(Stored data entries)
★ ★ ★
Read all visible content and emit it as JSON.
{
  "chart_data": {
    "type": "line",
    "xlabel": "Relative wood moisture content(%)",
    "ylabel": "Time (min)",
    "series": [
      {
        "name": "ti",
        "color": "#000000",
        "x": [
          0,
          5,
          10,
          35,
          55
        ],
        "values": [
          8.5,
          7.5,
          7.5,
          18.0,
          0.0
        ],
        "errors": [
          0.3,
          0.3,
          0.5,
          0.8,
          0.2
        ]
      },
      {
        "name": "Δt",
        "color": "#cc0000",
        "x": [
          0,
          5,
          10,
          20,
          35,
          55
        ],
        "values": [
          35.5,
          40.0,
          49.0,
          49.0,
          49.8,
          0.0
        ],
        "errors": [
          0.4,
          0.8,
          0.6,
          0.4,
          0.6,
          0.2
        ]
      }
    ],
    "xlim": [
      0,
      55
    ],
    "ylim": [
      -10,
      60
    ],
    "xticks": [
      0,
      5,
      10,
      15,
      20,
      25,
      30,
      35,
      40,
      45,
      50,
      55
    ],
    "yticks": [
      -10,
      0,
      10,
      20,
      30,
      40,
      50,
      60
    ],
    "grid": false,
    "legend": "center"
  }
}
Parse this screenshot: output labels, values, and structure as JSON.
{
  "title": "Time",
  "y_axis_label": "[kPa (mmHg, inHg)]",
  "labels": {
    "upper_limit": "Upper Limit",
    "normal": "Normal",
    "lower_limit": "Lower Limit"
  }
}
★ ★ ★
__REQUIREMENTS__
Extract the data in full. Keep it word for word.

__OUTPUT BELOW__
Read all visible content and emit it as JSON.
{
  "chart_data": {
    "type": "line",
    "xlabel": "Relative wood moisture content(%)",
    "ylabel": "Time (min)",
    "series": [
      {
        "name": "ti",
        "color": "#000000",
        "x": [
          0,
          5,
          10,
          35,
          55
        ],
        "values": [
          8.5,
          7.5,
          7.5,
          18.0,
          0.0
        ],
        "errors": [
          0.3,
          0.3,
          0.5,
          0.8,
          0.2
        ]
      },
      {
        "name": "Δt",
        "color": "#cc0000",
        "x": [
          0,
          5,
          10,
          20,
          35,
          55
        ],
        "values": [
          35.5,
          40.0,
          49.0,
          49.0,
          49.8,
          0.0
        ],
        "errors": [
          0.4,
          0.8,
          0.6,
          0.4,
          0.6,
          0.2
        ]
      }
    ],
    "xlim": [
      0,
      55
    ],
    "ylim": [
      -10,
      60
    ],
    "xticks": [
      0,
      5,
      10,
      15,
      20,
      25,
      30,
      35,
      40,
      45,
      50,
      55
    ],
    "yticks": [
      -10,
      0,
      10,
      20,
      30,
      40,
      50,
      60
    ],
    "grid": false,
    "legend": "center"
  }
}
Parse this screenshot: output labels, values, and structure as JSON.
{
  "title": "Time",
  "y_axis_label": "[kPa (mmHg, inHg)]",
  "labels": {
    "upper_limit": "Upper Limit",
    "normal": "Normal",
    "lower_limit": "Lower Limit"
  }
}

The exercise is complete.